**What the task asks:**
Your answer should be the records below, written out exactly.

**Records provided:**
"""

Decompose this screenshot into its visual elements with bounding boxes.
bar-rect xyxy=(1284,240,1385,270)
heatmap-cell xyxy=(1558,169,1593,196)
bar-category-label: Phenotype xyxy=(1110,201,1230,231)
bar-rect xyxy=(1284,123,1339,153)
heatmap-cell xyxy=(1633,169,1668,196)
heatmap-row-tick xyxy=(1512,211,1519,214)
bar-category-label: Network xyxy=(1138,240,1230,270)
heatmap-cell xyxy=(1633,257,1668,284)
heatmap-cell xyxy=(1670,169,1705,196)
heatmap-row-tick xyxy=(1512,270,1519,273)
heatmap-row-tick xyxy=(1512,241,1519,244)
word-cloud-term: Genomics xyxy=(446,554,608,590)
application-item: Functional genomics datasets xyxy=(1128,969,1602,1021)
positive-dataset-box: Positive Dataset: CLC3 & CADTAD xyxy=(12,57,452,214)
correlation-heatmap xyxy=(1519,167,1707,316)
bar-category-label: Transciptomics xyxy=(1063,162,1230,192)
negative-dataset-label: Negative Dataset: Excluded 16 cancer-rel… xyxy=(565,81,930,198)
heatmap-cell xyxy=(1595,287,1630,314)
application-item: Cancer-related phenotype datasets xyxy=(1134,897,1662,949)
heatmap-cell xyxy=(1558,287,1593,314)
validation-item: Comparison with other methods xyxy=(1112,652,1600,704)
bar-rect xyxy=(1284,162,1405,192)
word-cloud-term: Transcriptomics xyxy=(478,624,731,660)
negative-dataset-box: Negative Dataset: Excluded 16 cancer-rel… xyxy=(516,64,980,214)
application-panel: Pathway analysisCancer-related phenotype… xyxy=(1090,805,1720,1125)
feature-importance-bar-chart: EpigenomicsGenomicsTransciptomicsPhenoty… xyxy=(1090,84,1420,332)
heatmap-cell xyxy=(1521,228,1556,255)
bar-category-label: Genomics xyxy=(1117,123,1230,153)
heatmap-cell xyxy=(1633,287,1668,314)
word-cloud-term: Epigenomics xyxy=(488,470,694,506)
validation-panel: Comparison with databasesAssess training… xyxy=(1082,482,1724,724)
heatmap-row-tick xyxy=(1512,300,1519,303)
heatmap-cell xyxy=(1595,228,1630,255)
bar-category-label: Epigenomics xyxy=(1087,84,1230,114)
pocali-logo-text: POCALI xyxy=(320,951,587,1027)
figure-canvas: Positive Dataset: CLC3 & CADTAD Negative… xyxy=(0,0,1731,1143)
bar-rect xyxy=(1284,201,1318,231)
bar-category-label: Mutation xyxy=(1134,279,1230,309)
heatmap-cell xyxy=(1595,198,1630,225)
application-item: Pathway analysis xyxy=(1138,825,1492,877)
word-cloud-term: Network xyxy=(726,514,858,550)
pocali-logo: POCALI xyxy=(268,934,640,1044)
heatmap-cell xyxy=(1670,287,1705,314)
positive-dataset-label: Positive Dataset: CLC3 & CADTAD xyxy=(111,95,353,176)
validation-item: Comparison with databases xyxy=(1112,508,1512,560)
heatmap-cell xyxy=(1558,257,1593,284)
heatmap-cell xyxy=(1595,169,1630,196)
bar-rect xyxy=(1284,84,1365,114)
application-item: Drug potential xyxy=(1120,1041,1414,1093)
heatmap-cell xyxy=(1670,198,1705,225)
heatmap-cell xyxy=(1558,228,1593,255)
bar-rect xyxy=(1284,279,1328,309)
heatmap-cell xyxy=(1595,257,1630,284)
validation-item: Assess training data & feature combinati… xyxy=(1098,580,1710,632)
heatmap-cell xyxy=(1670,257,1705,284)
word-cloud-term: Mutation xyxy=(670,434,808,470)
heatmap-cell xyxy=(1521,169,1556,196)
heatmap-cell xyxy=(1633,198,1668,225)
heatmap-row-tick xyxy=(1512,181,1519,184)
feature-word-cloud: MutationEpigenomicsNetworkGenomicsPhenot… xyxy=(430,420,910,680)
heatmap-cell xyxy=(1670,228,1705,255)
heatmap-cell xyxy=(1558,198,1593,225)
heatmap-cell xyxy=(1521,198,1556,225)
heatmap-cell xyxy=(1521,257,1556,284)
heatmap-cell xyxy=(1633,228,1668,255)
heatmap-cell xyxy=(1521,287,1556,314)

"""

**Task result:**
Decompose this screenshot into its visual elements with bounding boxes.
bar-rect xyxy=(1284,240,1385,270)
heatmap-cell xyxy=(1558,169,1593,196)
bar-category-label: Phenotype xyxy=(1110,201,1230,231)
bar-rect xyxy=(1284,123,1339,153)
heatmap-cell xyxy=(1633,169,1668,196)
heatmap-row-tick xyxy=(1512,211,1519,214)
bar-category-label: Network xyxy=(1138,240,1230,270)
heatmap-cell xyxy=(1633,257,1668,284)
heatmap-cell xyxy=(1670,169,1705,196)
heatmap-row-tick xyxy=(1512,270,1519,273)
heatmap-row-tick xyxy=(1512,241,1519,244)
word-cloud-term: Genomics xyxy=(446,554,608,590)
application-item: Functional genomics datasets xyxy=(1128,969,1602,1021)
positive-dataset-box: Positive Dataset: CLC3 & CADTAD xyxy=(12,57,452,214)
correlation-heatmap xyxy=(1519,167,1707,316)
bar-category-label: Transciptomics xyxy=(1063,162,1230,192)
negative-dataset-label: Negative Dataset: Excluded 16 cancer-rel… xyxy=(565,81,930,198)
heatmap-cell xyxy=(1595,287,1630,314)
application-item: Cancer-related phenotype datasets xyxy=(1134,897,1662,949)
heatmap-cell xyxy=(1558,287,1593,314)
validation-item: Comparison with other methods xyxy=(1112,652,1600,704)
bar-rect xyxy=(1284,162,1405,192)
word-cloud-term: Transcriptomics xyxy=(478,624,731,660)
negative-dataset-box: Negative Dataset: Excluded 16 cancer-rel… xyxy=(516,64,980,214)
application-panel: Pathway analysisCancer-related phenotype… xyxy=(1090,805,1720,1125)
feature-importance-bar-chart: EpigenomicsGenomicsTransciptomicsPhenoty… xyxy=(1090,84,1420,332)
heatmap-cell xyxy=(1521,228,1556,255)
bar-category-label: Genomics xyxy=(1117,123,1230,153)
heatmap-cell xyxy=(1633,287,1668,314)
word-cloud-term: Epigenomics xyxy=(488,470,694,506)
validation-panel: Comparison with databasesAssess training… xyxy=(1082,482,1724,724)
heatmap-row-tick xyxy=(1512,300,1519,303)
heatmap-cell xyxy=(1595,228,1630,255)
bar-category-label: Epigenomics xyxy=(1087,84,1230,114)
pocali-logo-text: POCALI xyxy=(320,951,587,1027)
figure-canvas: Positive Dataset: CLC3 & CADTAD Negative… xyxy=(0,0,1731,1143)
bar-rect xyxy=(1284,201,1318,231)
bar-category-label: Mutation xyxy=(1134,279,1230,309)
heatmap-cell xyxy=(1595,198,1630,225)
application-item: Pathway analysis xyxy=(1138,825,1492,877)
word-cloud-term: Network xyxy=(726,514,858,550)
pocali-logo: POCALI xyxy=(268,934,640,1044)
heatmap-cell xyxy=(1670,287,1705,314)
positive-dataset-label: Positive Dataset: CLC3 & CADTAD xyxy=(111,95,353,176)
validation-item: Comparison with databases xyxy=(1112,508,1512,560)
heatmap-cell xyxy=(1558,257,1593,284)
heatmap-cell xyxy=(1595,169,1630,196)
bar-rect xyxy=(1284,84,1365,114)
application-item: Drug potential xyxy=(1120,1041,1414,1093)
heatmap-cell xyxy=(1670,198,1705,225)
heatmap-cell xyxy=(1558,228,1593,255)
bar-rect xyxy=(1284,279,1328,309)
heatmap-cell xyxy=(1595,257,1630,284)
validation-item: Assess training data & feature combinati… xyxy=(1098,580,1710,632)
heatmap-cell xyxy=(1670,257,1705,284)
word-cloud-term: Mutation xyxy=(670,434,808,470)
heatmap-cell xyxy=(1521,169,1556,196)
heatmap-cell xyxy=(1633,198,1668,225)
heatmap-row-tick xyxy=(1512,181,1519,184)
feature-word-cloud: MutationEpigenomicsNetworkGenomicsPhenot… xyxy=(430,420,910,680)
heatmap-cell xyxy=(1670,228,1705,255)
heatmap-cell xyxy=(1558,198,1593,225)
heatmap-cell xyxy=(1521,198,1556,225)
heatmap-cell xyxy=(1521,257,1556,284)
heatmap-cell xyxy=(1633,228,1668,255)
heatmap-cell xyxy=(1521,287,1556,314)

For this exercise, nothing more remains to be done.